** Start Recorded data **

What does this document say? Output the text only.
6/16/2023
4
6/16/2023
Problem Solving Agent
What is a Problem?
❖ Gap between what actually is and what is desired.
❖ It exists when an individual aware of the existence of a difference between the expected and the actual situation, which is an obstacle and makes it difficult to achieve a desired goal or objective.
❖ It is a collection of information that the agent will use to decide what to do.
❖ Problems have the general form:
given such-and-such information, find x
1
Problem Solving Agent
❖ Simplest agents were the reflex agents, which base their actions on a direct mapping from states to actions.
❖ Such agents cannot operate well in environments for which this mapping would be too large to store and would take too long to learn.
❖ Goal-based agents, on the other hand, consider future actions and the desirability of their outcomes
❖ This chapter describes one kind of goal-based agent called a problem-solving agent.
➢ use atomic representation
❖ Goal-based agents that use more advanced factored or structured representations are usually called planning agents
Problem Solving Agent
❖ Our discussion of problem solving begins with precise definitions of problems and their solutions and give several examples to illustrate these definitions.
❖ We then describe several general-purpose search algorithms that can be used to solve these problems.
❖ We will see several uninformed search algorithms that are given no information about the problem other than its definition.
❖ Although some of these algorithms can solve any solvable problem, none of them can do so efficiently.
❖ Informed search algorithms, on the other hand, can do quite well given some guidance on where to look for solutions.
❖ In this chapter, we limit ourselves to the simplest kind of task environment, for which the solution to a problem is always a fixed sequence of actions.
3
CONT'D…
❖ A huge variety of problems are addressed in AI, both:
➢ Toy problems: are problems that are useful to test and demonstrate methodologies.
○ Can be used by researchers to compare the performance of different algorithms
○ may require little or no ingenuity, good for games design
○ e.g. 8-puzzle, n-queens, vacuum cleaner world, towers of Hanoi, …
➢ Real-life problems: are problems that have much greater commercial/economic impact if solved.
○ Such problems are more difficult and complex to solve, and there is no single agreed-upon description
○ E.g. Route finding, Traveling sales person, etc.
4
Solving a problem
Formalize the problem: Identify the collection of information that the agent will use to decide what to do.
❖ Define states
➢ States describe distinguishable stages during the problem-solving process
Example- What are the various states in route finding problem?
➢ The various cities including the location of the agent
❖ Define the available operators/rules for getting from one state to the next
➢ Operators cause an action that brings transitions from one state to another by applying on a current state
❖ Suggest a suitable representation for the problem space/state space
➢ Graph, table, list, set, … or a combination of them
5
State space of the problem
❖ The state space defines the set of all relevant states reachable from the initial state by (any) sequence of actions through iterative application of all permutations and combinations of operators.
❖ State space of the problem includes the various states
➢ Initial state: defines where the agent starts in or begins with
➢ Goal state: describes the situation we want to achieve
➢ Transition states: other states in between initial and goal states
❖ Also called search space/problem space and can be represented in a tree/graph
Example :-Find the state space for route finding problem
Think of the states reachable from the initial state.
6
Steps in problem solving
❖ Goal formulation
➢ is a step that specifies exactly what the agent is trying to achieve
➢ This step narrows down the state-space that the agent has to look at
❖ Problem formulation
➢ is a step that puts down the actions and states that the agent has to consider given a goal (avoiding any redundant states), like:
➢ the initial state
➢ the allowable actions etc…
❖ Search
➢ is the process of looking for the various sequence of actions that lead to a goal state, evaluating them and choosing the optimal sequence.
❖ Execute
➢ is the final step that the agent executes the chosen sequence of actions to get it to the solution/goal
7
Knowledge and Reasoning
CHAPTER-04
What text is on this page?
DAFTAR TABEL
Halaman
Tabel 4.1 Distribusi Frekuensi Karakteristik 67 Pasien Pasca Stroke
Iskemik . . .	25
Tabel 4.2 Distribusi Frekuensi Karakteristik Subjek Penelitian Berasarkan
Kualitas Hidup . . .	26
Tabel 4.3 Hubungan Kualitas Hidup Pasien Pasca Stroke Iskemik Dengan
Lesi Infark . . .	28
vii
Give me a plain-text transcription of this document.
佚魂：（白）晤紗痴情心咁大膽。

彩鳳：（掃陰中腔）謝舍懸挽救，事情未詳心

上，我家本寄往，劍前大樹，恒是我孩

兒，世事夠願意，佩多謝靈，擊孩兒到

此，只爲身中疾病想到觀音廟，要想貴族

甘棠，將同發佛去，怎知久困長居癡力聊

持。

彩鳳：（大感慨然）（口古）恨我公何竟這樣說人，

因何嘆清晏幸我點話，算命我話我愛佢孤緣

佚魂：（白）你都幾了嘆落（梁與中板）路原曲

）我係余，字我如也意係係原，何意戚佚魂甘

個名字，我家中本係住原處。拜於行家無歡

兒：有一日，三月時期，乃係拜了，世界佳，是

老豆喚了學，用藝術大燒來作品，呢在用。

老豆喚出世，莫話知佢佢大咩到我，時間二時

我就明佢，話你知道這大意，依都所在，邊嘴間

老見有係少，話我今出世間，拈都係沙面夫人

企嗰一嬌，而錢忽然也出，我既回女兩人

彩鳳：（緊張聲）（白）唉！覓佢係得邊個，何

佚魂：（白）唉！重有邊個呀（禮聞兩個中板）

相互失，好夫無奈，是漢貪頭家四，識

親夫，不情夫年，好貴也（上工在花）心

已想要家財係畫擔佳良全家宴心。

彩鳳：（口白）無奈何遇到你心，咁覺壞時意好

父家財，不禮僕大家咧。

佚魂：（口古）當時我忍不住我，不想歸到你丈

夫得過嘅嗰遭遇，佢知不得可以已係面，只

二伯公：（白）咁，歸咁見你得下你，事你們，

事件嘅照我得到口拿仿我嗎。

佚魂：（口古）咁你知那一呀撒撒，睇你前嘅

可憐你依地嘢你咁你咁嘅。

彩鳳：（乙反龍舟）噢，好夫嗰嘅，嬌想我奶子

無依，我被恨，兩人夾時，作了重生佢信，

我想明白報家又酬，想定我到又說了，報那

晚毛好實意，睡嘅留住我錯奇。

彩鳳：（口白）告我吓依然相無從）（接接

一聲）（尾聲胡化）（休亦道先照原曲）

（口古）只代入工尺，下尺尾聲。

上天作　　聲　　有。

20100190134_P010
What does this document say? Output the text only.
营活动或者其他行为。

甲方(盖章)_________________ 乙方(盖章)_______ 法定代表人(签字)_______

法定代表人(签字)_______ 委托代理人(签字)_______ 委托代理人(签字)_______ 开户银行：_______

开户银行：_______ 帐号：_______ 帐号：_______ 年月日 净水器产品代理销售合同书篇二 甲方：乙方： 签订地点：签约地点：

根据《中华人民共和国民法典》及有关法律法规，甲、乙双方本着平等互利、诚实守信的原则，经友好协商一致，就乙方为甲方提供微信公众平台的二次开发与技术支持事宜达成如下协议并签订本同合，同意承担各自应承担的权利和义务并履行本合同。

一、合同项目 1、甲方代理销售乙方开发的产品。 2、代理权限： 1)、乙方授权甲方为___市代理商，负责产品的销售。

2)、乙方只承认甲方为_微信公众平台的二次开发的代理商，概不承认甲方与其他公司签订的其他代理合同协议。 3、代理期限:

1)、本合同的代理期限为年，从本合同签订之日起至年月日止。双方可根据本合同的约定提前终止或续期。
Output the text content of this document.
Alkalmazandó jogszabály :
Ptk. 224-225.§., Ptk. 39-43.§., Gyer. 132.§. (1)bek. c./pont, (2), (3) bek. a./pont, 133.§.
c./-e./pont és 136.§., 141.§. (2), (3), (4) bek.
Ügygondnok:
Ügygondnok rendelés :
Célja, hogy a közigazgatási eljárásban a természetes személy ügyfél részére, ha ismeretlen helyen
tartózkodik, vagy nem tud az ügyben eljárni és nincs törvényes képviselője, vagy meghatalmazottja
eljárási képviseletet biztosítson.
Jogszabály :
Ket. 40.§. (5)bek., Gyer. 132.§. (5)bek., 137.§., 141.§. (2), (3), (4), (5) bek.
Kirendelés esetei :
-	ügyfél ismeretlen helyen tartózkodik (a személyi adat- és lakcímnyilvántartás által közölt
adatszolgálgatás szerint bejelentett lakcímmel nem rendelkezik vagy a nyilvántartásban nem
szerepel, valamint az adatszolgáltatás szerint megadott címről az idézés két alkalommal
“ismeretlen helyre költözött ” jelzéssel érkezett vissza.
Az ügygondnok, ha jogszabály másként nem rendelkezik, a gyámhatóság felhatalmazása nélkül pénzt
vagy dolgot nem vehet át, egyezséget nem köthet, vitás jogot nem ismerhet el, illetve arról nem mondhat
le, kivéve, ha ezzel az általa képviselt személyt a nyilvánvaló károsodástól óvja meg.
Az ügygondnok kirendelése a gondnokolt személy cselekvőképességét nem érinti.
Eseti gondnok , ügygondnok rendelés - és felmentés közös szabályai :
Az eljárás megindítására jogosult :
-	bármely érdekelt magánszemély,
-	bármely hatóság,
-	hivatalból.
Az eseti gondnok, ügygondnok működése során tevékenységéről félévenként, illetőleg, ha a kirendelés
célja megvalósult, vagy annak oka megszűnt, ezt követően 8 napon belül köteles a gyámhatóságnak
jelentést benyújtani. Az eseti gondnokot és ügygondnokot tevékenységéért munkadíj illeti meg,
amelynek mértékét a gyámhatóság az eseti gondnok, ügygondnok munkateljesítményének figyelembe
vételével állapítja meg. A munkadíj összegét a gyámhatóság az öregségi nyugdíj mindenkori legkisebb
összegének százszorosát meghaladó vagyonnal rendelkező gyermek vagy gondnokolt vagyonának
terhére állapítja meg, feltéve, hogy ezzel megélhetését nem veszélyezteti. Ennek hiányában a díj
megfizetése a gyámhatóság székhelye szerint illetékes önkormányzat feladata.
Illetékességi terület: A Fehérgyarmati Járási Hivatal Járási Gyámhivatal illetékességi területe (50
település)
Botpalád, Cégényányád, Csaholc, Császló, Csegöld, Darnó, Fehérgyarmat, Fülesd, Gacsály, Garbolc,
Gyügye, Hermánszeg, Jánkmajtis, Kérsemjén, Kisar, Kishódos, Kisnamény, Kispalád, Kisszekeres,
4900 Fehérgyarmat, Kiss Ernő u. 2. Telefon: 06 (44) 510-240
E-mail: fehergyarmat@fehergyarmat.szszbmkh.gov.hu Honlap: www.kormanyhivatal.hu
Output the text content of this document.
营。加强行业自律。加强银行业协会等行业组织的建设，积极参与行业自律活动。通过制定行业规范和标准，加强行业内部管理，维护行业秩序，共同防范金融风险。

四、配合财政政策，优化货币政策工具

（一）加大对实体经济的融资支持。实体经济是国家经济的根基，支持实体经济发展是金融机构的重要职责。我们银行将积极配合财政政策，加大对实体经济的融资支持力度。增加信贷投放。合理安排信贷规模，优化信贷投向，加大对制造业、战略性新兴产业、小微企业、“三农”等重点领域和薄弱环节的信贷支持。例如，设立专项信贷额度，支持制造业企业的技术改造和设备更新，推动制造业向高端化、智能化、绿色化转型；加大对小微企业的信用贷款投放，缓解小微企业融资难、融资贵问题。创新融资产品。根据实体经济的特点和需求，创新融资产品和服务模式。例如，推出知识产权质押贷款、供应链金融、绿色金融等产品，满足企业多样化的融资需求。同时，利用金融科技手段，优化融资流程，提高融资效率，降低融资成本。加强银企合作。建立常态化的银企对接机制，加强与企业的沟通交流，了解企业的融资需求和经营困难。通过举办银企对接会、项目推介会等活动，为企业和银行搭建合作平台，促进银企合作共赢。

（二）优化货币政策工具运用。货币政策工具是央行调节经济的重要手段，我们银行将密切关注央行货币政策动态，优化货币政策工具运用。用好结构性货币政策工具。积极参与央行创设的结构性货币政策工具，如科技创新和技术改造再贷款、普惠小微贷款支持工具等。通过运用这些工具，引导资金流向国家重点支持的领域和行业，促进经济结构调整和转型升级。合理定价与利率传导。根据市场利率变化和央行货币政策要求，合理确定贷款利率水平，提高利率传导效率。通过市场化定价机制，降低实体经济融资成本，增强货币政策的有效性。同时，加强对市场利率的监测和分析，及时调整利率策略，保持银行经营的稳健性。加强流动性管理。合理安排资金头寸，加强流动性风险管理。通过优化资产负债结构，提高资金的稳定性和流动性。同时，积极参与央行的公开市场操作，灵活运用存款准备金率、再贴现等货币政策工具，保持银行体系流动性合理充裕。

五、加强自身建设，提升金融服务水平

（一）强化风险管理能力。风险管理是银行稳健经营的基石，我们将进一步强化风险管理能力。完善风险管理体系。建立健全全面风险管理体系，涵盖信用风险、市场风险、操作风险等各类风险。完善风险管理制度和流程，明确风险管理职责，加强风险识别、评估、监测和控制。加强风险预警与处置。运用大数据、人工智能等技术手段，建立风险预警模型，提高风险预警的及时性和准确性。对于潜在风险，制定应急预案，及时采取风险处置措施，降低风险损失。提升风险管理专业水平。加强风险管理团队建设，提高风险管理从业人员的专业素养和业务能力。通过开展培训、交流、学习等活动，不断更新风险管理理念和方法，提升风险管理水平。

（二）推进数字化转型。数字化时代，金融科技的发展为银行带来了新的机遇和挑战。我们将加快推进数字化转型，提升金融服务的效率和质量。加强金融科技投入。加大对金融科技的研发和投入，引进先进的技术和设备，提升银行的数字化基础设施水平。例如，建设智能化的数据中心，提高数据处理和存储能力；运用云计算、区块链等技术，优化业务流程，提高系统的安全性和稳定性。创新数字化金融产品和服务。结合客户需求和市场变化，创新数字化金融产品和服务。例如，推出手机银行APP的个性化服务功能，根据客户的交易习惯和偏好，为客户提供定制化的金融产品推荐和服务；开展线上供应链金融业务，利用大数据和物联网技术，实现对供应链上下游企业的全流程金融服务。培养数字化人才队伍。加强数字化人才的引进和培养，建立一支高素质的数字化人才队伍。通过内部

** End Recorded data **

**To be done**. Show the lines where the word "hogy" appears in the entries.

**Task answer**.
Célja, hogy a közigazgatási eljárásban a természetes személy ügyfél részére, ha ismeretlen helyen
terhére állapítja meg, feltéve, hogy ezzel megélhetését nem veszélyezteti. Ennek hiányában a díj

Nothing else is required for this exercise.